Scan the lines below for "Camarones"; report the number of lines that contain it, and only that.

* [The records]:
####################

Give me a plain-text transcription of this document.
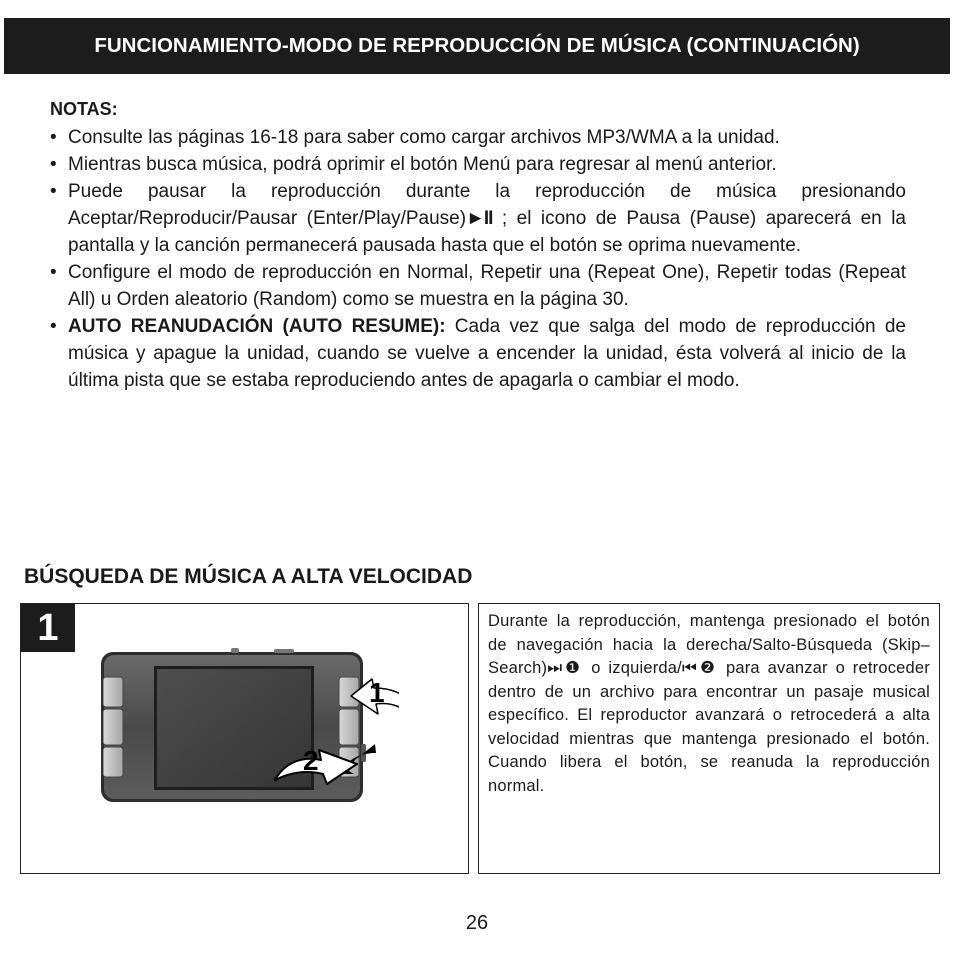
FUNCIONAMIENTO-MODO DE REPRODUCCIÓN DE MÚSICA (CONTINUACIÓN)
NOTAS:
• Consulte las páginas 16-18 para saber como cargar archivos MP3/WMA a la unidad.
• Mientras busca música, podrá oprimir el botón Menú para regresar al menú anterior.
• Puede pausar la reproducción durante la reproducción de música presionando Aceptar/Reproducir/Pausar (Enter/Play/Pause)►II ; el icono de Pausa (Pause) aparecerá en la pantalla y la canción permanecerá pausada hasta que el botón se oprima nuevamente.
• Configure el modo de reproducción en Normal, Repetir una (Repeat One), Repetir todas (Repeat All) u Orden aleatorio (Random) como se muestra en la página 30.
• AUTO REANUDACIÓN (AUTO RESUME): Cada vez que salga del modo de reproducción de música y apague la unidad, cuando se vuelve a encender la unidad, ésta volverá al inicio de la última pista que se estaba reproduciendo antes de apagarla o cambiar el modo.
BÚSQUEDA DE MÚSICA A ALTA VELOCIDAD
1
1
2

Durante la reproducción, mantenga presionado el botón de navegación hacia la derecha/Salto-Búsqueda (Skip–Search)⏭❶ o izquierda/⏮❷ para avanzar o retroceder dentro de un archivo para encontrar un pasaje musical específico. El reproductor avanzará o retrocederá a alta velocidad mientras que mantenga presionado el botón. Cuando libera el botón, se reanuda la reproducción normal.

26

####################

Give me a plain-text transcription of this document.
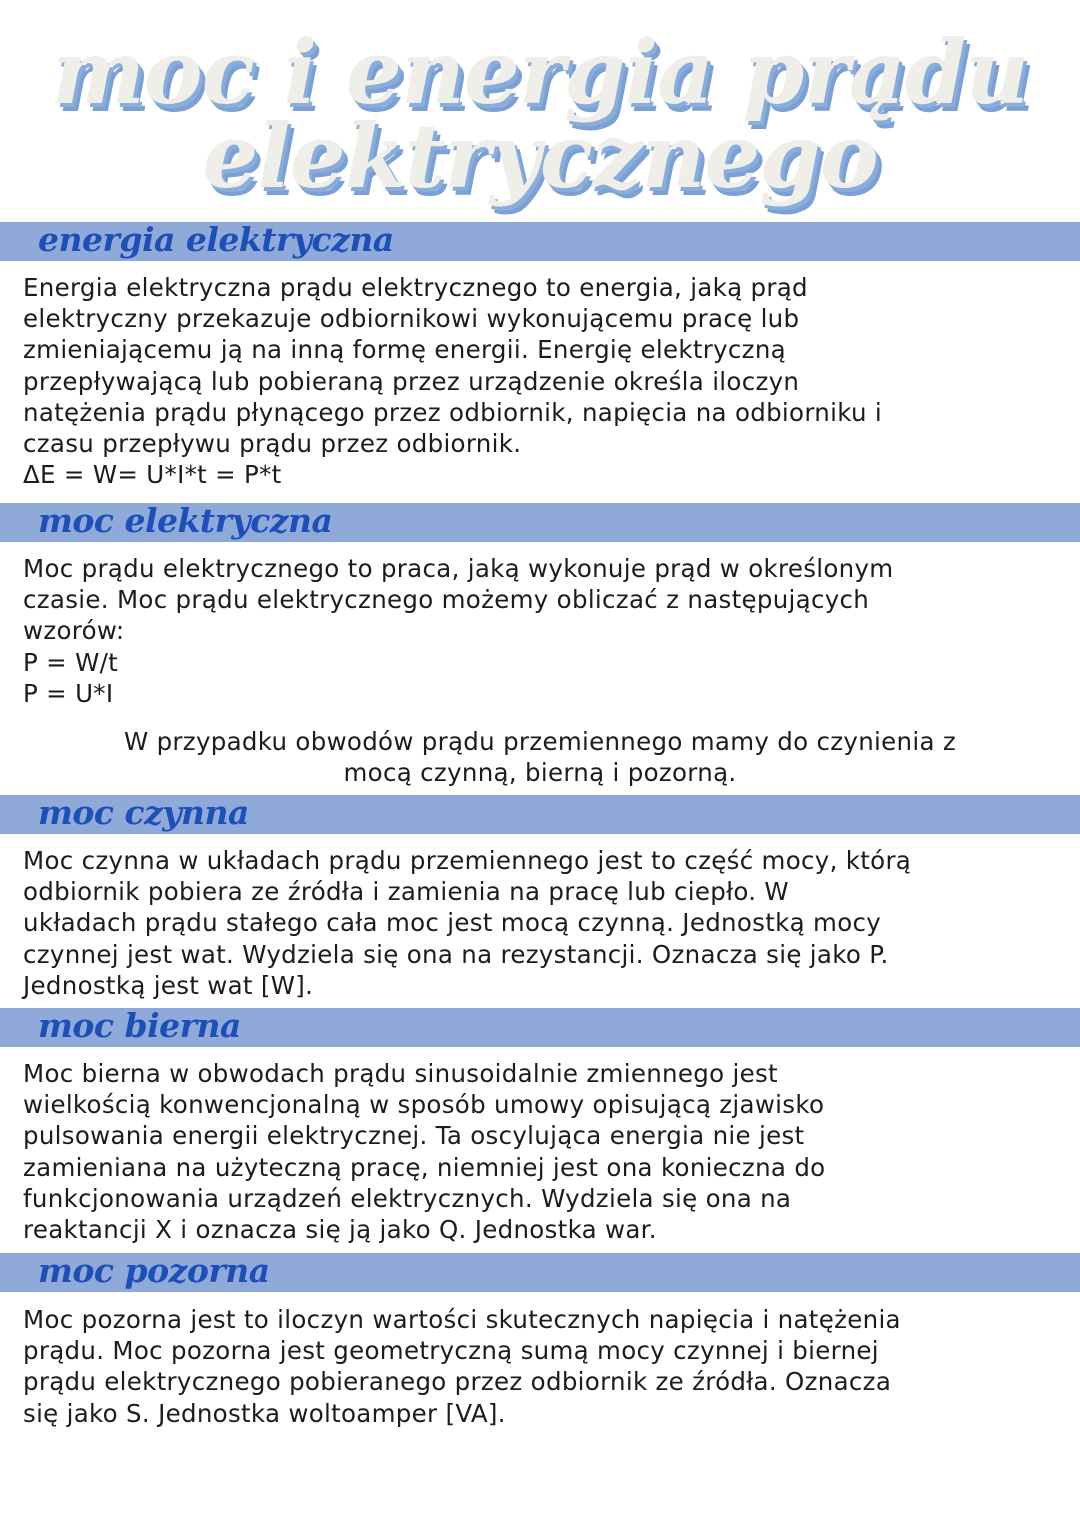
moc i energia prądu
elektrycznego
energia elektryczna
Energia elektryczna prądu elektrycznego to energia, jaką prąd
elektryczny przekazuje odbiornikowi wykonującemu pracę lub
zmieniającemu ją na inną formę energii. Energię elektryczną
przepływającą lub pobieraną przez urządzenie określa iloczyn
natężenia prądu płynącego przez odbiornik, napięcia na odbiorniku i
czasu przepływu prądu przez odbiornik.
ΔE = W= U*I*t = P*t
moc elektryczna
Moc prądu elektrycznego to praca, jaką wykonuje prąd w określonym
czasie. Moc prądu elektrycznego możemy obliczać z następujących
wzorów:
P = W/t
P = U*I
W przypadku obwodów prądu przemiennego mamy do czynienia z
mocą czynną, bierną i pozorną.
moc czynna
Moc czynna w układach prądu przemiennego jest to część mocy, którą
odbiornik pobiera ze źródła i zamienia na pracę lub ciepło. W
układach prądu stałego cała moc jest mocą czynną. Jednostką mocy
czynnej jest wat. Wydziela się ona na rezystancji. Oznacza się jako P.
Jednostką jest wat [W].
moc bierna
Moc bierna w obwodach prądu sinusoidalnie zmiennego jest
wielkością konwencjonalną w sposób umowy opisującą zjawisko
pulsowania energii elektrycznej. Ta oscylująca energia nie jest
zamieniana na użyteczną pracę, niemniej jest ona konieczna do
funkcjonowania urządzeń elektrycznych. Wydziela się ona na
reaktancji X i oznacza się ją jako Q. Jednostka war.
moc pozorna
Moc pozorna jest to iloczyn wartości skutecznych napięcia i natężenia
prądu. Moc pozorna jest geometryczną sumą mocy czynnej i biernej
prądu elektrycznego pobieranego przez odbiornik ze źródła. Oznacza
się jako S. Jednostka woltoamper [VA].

####################

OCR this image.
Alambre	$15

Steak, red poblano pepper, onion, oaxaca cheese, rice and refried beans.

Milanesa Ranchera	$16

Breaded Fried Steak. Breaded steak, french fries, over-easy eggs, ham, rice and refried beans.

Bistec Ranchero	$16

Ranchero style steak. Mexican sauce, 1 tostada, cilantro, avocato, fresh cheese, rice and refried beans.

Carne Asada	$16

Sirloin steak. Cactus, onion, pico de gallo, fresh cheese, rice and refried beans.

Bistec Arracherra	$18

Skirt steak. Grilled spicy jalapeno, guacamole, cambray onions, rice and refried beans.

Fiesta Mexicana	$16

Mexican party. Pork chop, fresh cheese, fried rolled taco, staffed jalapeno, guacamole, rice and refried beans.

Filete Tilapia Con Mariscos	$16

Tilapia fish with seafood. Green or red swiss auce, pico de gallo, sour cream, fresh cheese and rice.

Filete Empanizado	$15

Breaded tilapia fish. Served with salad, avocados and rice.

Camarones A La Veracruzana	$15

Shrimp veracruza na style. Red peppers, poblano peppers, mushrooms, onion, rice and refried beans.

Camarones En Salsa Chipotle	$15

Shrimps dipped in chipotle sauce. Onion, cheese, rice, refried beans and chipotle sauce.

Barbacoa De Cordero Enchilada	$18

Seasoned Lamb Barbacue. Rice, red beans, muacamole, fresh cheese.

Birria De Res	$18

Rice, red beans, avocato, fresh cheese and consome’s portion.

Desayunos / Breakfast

####################

* [Output for this task]:
2